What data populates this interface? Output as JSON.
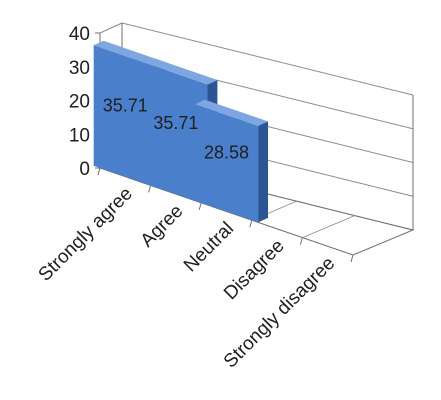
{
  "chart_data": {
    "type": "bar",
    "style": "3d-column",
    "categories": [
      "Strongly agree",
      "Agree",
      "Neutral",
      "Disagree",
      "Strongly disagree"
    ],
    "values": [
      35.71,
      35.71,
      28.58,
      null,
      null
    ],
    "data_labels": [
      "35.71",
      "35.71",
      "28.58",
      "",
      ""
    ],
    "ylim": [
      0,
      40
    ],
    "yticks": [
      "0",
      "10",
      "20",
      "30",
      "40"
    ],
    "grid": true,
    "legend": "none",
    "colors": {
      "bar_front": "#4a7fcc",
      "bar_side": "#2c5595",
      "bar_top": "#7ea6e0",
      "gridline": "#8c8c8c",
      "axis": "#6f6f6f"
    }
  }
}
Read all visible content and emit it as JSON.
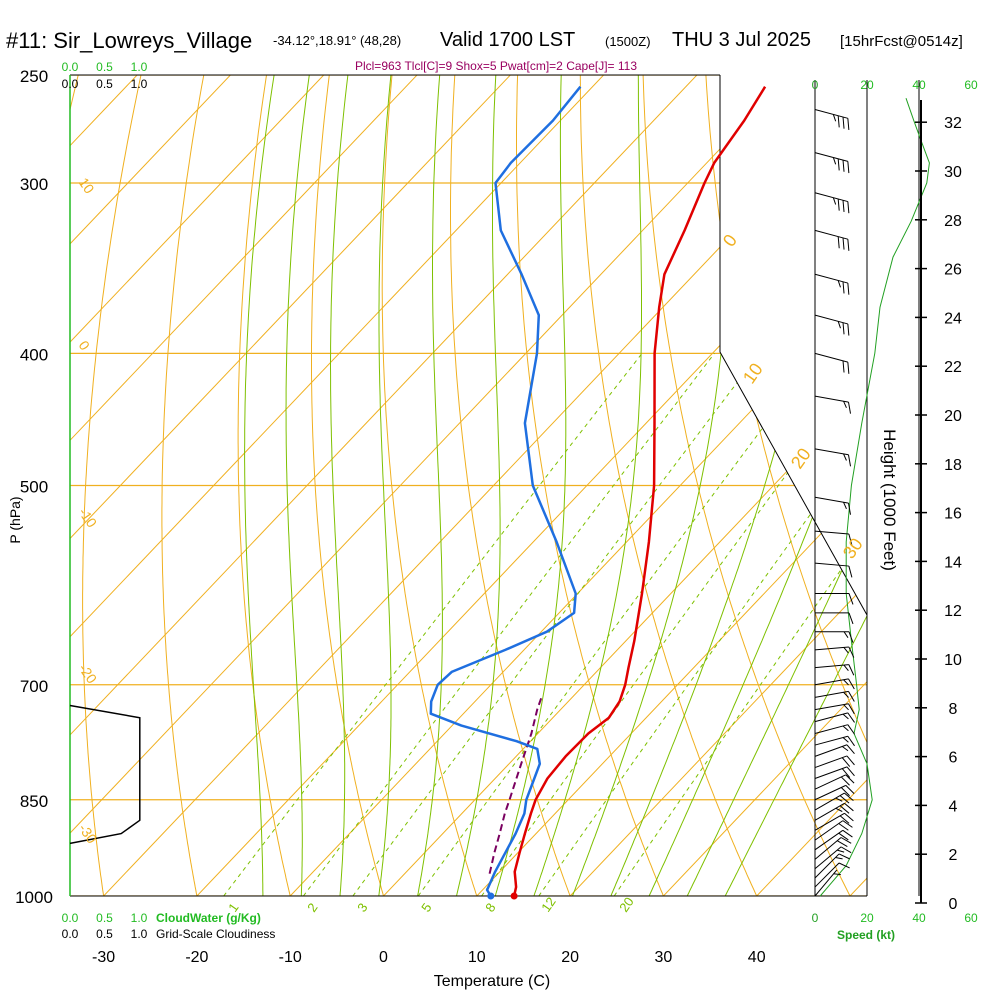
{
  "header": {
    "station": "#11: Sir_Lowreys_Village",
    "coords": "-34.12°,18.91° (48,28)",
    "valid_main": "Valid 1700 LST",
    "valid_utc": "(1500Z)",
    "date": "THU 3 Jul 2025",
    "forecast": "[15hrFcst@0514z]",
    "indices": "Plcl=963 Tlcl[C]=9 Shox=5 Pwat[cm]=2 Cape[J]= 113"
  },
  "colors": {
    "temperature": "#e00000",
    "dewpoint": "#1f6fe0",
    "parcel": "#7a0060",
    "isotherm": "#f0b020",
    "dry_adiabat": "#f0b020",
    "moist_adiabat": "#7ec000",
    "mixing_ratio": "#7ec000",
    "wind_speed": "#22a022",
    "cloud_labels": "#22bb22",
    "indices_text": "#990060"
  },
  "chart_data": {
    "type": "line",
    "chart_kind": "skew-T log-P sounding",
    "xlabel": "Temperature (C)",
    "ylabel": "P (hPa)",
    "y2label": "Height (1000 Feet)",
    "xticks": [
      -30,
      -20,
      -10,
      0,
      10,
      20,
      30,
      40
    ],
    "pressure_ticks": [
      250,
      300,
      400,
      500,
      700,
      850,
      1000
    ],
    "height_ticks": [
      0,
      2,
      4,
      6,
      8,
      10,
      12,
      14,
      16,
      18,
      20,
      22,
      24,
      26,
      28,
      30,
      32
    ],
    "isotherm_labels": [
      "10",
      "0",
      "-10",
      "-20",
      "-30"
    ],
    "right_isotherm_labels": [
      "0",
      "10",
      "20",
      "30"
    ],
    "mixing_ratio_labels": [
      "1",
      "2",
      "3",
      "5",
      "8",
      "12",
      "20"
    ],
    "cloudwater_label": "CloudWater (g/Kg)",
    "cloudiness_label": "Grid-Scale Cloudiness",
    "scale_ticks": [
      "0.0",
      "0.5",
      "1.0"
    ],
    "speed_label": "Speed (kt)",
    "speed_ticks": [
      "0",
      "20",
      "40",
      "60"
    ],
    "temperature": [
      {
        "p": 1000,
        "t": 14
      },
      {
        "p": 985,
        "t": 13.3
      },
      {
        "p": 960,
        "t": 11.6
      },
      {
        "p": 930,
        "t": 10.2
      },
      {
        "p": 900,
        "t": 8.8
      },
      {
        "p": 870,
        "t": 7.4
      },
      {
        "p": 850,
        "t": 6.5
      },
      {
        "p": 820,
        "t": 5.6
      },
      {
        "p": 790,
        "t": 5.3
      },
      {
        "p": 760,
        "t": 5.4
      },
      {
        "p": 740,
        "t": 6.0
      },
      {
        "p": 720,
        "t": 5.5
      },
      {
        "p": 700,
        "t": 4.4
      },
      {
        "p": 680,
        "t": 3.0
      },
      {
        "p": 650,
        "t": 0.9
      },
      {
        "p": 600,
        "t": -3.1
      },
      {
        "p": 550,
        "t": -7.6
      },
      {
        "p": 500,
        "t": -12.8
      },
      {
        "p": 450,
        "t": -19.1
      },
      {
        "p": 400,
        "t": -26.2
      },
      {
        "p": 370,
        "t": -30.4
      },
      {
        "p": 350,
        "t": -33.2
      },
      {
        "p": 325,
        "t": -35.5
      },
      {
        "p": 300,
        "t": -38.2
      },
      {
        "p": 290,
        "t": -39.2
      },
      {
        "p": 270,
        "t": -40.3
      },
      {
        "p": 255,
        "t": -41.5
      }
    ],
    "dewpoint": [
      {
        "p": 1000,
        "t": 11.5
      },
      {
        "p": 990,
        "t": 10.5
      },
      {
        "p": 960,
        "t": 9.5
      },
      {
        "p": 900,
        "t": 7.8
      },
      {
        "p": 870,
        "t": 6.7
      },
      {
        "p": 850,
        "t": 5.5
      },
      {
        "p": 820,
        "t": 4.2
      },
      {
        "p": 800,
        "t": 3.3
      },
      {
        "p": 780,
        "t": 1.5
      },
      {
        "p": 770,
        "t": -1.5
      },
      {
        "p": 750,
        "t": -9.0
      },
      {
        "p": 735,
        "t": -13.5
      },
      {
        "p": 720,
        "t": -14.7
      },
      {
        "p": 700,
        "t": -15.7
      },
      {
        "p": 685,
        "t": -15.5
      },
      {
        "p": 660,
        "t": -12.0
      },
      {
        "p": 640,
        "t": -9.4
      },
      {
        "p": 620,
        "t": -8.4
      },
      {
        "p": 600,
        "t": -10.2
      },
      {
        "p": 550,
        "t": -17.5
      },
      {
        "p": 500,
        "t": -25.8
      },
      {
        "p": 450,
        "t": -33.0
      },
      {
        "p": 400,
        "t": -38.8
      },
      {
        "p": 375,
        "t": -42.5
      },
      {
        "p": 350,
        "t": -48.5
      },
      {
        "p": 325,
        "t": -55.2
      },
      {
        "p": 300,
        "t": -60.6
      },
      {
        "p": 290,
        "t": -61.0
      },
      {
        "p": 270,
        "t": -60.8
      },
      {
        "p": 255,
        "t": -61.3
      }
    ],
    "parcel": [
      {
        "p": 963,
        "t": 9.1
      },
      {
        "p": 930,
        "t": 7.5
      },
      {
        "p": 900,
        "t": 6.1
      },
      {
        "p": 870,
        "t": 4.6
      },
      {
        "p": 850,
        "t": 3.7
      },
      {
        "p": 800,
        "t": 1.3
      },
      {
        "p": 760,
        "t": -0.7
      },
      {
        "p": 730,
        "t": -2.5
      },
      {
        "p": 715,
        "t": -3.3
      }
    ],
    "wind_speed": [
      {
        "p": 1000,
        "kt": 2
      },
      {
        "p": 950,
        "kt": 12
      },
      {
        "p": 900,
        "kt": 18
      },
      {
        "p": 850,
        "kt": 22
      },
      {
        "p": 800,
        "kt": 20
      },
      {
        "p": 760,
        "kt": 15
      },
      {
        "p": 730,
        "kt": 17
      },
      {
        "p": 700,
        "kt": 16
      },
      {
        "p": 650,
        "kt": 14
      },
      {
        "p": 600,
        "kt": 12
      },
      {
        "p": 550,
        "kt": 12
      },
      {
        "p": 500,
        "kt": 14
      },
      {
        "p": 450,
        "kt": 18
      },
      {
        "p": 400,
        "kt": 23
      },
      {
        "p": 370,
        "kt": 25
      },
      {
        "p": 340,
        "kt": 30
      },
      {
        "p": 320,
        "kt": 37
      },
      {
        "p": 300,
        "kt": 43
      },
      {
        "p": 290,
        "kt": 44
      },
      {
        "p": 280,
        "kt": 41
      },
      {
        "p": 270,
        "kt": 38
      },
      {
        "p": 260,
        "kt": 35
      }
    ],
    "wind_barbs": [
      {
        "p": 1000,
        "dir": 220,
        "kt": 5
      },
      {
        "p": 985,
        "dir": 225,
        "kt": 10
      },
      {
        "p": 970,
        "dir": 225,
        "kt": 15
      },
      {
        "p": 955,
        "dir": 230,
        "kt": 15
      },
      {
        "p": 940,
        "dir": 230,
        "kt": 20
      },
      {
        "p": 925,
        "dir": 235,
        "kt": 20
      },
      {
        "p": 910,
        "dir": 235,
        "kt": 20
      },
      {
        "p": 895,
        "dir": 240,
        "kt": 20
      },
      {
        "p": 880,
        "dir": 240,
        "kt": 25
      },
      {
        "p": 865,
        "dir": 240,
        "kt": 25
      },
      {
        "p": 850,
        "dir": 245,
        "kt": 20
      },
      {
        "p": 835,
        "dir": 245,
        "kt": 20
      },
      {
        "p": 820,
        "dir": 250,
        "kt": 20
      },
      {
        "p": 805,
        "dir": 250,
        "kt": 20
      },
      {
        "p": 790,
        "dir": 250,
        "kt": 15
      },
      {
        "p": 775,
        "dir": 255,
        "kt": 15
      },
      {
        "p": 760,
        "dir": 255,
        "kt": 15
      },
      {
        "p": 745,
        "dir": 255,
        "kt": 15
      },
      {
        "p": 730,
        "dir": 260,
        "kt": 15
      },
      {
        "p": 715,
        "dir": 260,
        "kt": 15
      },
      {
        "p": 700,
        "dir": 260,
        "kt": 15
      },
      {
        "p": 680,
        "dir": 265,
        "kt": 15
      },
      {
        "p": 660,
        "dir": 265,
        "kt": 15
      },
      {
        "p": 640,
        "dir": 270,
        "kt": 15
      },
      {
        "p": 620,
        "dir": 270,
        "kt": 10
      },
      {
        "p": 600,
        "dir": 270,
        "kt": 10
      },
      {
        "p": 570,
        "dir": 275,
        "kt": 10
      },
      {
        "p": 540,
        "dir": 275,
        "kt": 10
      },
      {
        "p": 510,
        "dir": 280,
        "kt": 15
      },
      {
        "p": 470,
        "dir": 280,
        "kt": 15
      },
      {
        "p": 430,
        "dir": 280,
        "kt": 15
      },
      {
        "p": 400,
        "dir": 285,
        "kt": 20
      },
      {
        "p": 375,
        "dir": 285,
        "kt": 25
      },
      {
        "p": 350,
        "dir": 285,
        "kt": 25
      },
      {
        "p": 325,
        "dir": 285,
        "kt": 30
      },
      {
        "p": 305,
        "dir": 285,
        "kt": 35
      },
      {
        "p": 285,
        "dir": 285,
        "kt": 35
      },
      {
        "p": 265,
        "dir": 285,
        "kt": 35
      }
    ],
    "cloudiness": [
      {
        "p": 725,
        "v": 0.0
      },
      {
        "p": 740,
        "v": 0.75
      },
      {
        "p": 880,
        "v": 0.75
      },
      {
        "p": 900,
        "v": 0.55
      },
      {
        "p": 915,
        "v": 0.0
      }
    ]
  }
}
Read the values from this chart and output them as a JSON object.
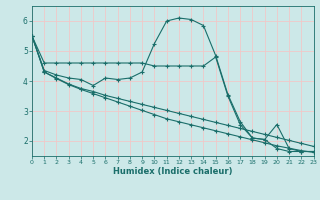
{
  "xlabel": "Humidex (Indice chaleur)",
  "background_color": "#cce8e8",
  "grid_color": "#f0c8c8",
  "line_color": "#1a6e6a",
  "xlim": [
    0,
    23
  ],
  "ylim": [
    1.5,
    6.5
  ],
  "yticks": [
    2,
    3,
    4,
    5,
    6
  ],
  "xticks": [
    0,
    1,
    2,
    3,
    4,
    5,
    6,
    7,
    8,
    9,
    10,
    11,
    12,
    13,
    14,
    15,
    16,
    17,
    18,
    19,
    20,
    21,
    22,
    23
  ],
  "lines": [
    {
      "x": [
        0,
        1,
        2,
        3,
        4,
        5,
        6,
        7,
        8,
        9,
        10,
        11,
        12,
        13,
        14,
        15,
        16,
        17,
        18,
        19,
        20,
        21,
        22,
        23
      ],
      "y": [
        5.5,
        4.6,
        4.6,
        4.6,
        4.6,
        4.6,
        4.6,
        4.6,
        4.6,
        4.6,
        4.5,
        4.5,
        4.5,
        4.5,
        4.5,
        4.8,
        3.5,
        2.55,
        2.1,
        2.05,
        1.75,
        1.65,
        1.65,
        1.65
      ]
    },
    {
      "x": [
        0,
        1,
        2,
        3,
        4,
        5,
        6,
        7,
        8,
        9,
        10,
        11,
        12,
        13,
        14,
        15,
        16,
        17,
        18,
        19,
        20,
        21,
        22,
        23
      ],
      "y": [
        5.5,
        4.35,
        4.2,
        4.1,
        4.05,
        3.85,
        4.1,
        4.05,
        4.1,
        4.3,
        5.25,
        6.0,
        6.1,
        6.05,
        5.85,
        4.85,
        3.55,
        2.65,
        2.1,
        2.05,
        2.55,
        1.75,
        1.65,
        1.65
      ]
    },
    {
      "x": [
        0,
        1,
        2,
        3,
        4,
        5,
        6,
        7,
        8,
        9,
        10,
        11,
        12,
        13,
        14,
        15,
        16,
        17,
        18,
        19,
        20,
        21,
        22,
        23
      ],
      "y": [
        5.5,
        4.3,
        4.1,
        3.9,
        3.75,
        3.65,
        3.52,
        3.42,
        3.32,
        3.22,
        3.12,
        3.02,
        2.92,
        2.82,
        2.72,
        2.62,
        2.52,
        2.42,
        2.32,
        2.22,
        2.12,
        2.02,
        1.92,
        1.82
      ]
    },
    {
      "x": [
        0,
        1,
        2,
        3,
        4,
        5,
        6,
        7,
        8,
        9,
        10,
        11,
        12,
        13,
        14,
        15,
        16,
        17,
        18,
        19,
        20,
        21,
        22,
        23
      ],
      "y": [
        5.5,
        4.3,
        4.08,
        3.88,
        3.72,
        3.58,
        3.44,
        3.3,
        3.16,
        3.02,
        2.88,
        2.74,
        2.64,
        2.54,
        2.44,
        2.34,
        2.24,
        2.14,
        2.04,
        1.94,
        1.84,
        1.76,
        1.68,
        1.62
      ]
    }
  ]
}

- _The task_:
Identify the lines in the entries that hold "JSON" and return each one.

- _Written solution_:
What data populates this interface? Output as JSON.
Read all visible content and emit it as JSON.
Read the values from this chart and output them as a JSON object.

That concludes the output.